» What to work on: Reproduce every line of the listing as written, apart from the pictures.

%%

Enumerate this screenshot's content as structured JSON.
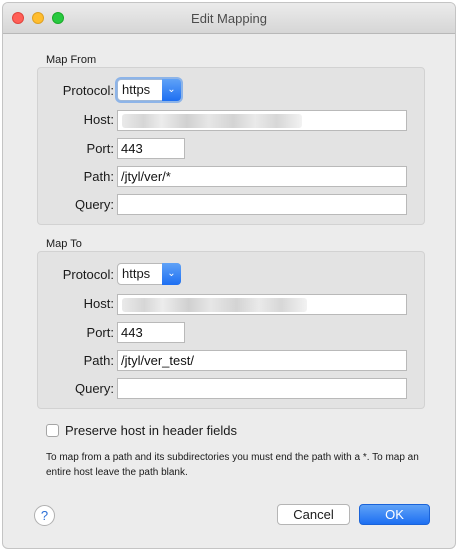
{
  "window": {
    "title": "Edit Mapping"
  },
  "map_from": {
    "section_label": "Map From",
    "protocol_label": "Protocol:",
    "protocol_value": "https",
    "host_label": "Host:",
    "host_value": "",
    "port_label": "Port:",
    "port_value": "443",
    "path_label": "Path:",
    "path_value": "/jtyl/ver/*",
    "query_label": "Query:",
    "query_value": ""
  },
  "map_to": {
    "section_label": "Map To",
    "protocol_label": "Protocol:",
    "protocol_value": "https",
    "host_label": "Host:",
    "host_value": "",
    "port_label": "Port:",
    "port_value": "443",
    "path_label": "Path:",
    "path_value": "/jtyl/ver_test/",
    "query_label": "Query:",
    "query_value": ""
  },
  "preserve_host": {
    "label": "Preserve host in header fields",
    "checked": false
  },
  "hint_text": "To map from a path and its subdirectories you must end the path with a *. To map an entire host leave the path blank.",
  "buttons": {
    "help": "?",
    "cancel": "Cancel",
    "ok": "OK"
  },
  "icons": {
    "protocol_dropdown": "chevron-updown-icon"
  }
}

%%

» Written answer:
Enumerate this screenshot's content as structured JSON.
{
  "window": {
    "title": "Edit Mapping"
  },
  "map_from": {
    "section_label": "Map From",
    "protocol_label": "Protocol:",
    "protocol_value": "https",
    "host_label": "Host:",
    "host_value": "",
    "port_label": "Port:",
    "port_value": "443",
    "path_label": "Path:",
    "path_value": "/jtyl/ver/*",
    "query_label": "Query:",
    "query_value": ""
  },
  "map_to": {
    "section_label": "Map To",
    "protocol_label": "Protocol:",
    "protocol_value": "https",
    "host_label": "Host:",
    "host_value": "",
    "port_label": "Port:",
    "port_value": "443",
    "path_label": "Path:",
    "path_value": "/jtyl/ver_test/",
    "query_label": "Query:",
    "query_value": ""
  },
  "preserve_host": {
    "label": "Preserve host in header fields",
    "checked": false
  },
  "hint_text": "To map from a path and its subdirectories you must end the path with a *. To map an entire host leave the path blank.",
  "buttons": {
    "help": "?",
    "cancel": "Cancel",
    "ok": "OK"
  },
  "icons": {
    "protocol_dropdown": "chevron-updown-icon"
  }
}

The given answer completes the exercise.